THE DATA:
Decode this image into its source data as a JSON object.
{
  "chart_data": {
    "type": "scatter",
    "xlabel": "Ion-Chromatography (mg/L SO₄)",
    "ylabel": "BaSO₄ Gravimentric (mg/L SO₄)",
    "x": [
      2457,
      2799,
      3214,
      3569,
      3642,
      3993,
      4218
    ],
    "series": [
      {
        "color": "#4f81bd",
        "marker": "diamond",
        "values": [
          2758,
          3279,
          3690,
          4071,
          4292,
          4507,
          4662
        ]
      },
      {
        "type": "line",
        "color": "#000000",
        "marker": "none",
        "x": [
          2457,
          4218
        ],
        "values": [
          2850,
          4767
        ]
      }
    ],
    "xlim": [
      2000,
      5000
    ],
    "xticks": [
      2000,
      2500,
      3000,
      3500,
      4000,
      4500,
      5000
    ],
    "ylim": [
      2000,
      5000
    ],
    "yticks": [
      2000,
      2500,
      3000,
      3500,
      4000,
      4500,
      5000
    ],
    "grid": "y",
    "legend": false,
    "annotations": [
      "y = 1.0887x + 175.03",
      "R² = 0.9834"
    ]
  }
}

GIVEN INSTRUCTION: The entries above must be returned in full, exactly as shown.

SOLVED PROBLEM:
Decode this image into its source data as a JSON object.
{
  "chart_data": {
    "type": "scatter",
    "xlabel": "Ion-Chromatography (mg/L SO₄)",
    "ylabel": "BaSO₄ Gravimentric (mg/L SO₄)",
    "x": [
      2457,
      2799,
      3214,
      3569,
      3642,
      3993,
      4218
    ],
    "series": [
      {
        "color": "#4f81bd",
        "marker": "diamond",
        "values": [
          2758,
          3279,
          3690,
          4071,
          4292,
          4507,
          4662
        ]
      },
      {
        "type": "line",
        "color": "#000000",
        "marker": "none",
        "x": [
          2457,
          4218
        ],
        "values": [
          2850,
          4767
        ]
      }
    ],
    "xlim": [
      2000,
      5000
    ],
    "xticks": [
      2000,
      2500,
      3000,
      3500,
      4000,
      4500,
      5000
    ],
    "ylim": [
      2000,
      5000
    ],
    "yticks": [
      2000,
      2500,
      3000,
      3500,
      4000,
      4500,
      5000
    ],
    "grid": "y",
    "legend": false,
    "annotations": [
      "y = 1.0887x + 175.03",
      "R² = 0.9834"
    ]
  }
}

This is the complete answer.